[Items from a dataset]
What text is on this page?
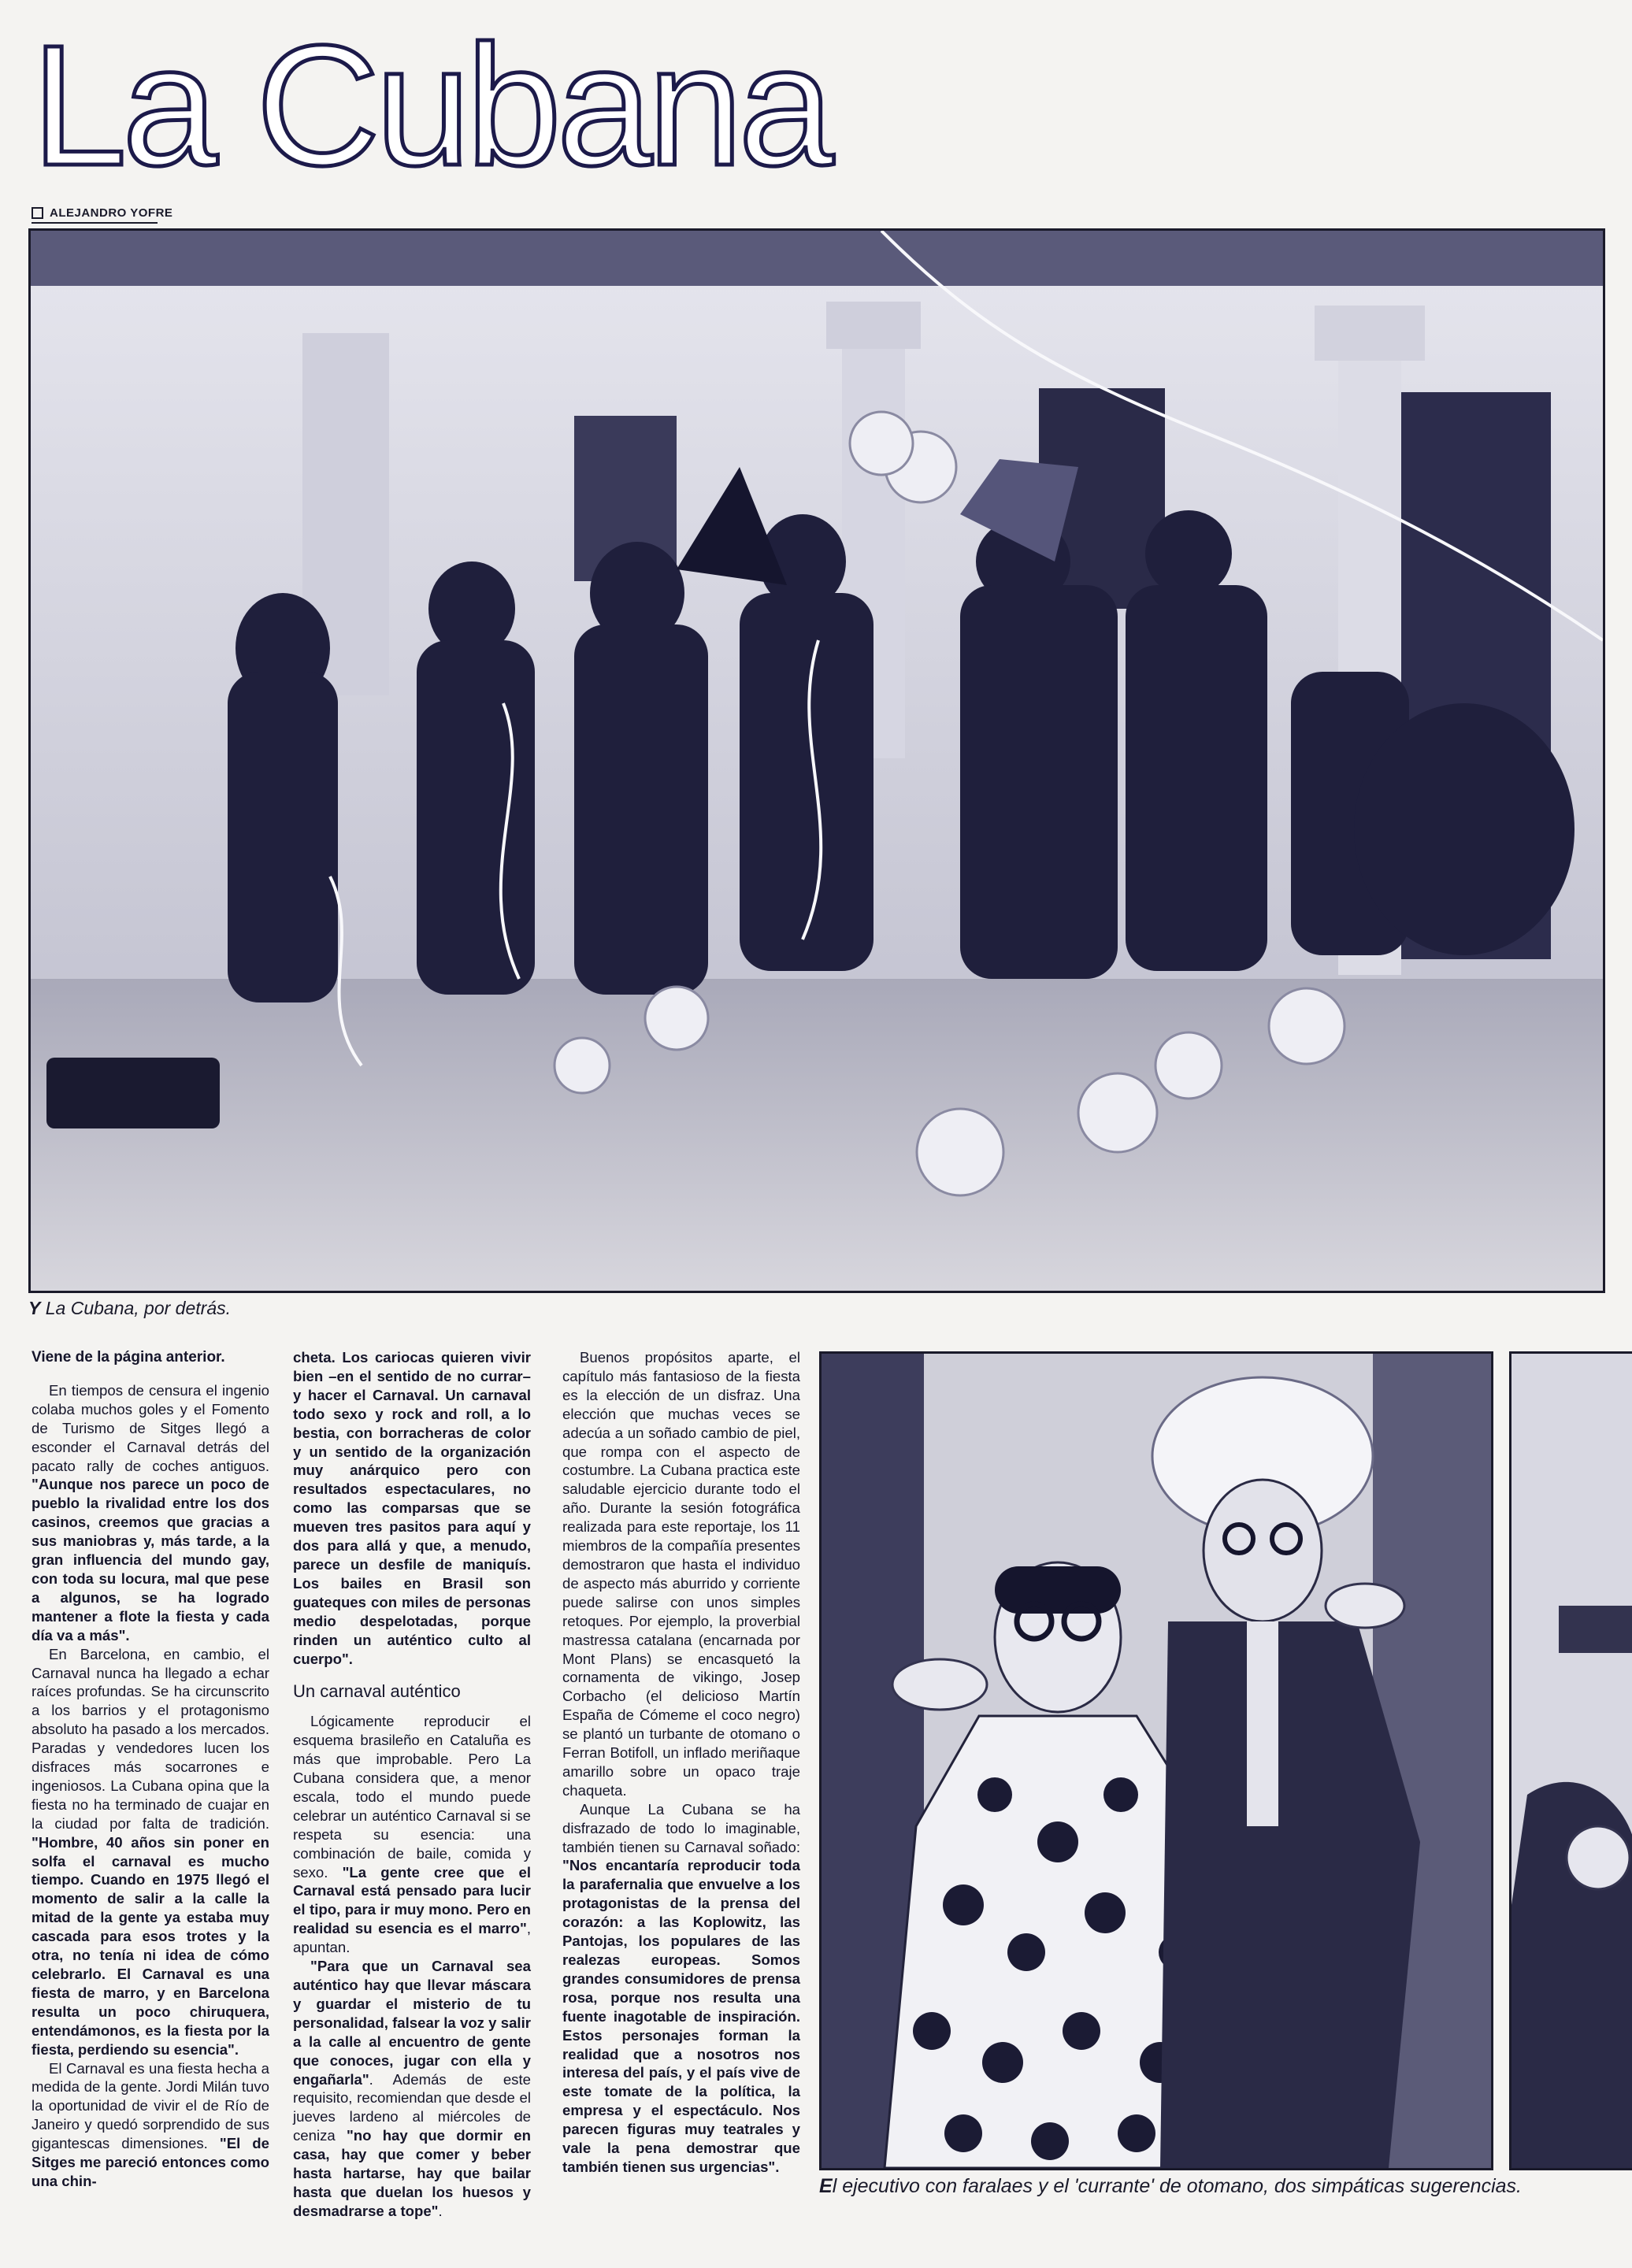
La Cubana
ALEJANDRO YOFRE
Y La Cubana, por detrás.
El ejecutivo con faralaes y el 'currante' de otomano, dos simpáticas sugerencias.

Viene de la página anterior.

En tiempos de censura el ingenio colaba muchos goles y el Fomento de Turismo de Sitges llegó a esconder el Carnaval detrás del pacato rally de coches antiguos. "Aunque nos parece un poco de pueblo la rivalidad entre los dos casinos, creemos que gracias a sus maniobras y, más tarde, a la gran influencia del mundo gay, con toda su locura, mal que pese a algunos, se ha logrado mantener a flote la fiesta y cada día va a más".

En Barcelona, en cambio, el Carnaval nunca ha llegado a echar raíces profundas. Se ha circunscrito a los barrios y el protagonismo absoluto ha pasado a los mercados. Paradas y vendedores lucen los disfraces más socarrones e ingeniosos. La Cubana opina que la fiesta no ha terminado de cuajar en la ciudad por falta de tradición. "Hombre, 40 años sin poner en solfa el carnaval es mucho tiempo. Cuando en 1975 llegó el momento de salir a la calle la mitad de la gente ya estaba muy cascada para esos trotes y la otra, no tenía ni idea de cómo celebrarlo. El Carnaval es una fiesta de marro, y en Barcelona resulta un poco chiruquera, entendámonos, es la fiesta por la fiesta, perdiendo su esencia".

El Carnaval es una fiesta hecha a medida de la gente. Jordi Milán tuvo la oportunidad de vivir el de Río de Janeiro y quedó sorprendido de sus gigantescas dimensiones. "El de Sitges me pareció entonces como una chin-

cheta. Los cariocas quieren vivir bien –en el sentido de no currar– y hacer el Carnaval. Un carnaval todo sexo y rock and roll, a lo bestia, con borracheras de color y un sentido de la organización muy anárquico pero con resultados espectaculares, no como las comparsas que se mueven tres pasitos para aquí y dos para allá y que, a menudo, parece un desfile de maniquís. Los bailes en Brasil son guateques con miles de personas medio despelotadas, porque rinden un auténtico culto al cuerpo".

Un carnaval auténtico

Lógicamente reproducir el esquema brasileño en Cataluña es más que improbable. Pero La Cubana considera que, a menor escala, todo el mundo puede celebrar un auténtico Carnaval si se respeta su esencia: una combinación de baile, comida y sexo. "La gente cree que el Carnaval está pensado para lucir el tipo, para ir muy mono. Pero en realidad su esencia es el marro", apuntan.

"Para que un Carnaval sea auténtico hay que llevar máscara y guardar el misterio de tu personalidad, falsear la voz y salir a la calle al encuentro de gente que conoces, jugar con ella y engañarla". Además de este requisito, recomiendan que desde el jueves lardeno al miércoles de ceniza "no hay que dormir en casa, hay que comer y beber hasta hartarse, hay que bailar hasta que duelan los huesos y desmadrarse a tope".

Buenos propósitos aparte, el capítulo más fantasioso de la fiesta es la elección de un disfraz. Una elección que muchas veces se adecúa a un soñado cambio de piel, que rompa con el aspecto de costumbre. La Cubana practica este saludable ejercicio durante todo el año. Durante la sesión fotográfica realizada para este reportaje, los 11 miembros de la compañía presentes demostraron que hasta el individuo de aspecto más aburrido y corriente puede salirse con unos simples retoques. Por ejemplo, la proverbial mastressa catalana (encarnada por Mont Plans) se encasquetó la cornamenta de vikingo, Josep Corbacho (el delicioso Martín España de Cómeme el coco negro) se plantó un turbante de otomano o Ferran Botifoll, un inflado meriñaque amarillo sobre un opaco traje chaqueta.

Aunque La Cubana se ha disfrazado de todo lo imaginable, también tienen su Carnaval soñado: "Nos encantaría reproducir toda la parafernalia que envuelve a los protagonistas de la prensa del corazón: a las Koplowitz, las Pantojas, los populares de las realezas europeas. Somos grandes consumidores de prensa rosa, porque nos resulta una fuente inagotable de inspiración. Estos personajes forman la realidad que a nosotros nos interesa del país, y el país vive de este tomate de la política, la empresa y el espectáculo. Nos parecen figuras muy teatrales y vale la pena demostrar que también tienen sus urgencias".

...

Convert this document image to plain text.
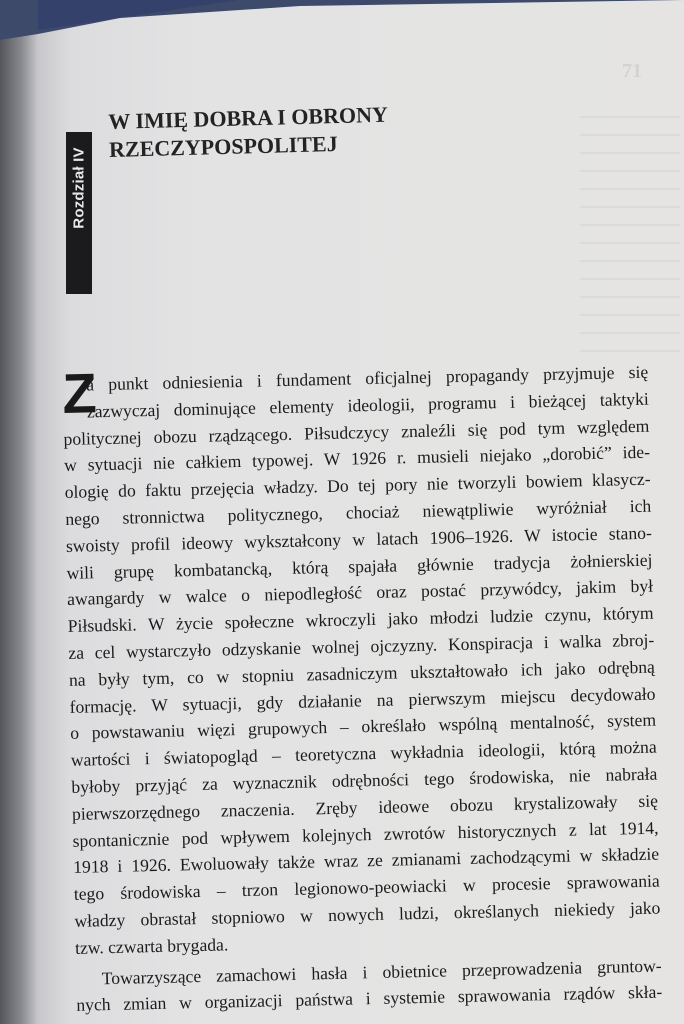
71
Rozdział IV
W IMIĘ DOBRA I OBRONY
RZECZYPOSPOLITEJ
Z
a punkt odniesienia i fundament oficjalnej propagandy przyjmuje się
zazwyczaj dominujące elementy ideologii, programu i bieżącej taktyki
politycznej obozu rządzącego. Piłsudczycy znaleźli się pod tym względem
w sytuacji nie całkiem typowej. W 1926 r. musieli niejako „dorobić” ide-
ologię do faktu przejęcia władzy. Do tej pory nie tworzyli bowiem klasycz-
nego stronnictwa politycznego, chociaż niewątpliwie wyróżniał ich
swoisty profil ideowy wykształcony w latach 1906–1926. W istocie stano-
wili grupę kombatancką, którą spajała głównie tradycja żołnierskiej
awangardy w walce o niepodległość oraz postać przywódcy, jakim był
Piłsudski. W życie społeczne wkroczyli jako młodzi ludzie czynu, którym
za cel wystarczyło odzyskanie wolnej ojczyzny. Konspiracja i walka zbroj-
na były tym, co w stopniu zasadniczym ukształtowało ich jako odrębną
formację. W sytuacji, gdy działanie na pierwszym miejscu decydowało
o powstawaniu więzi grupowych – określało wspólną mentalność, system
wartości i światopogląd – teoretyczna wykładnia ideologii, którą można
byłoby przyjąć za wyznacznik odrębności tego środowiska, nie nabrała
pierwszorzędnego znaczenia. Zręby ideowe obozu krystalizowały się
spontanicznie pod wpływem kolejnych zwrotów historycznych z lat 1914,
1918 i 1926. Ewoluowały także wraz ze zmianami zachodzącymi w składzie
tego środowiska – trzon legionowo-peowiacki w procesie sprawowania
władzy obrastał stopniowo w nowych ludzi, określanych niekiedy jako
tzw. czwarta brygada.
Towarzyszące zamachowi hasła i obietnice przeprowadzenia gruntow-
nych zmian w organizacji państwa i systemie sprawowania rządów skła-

__Task details__
The answer must consist solely of the number of lines in the entries that contain the word "sytuacji".

__Solution to the exercise__
2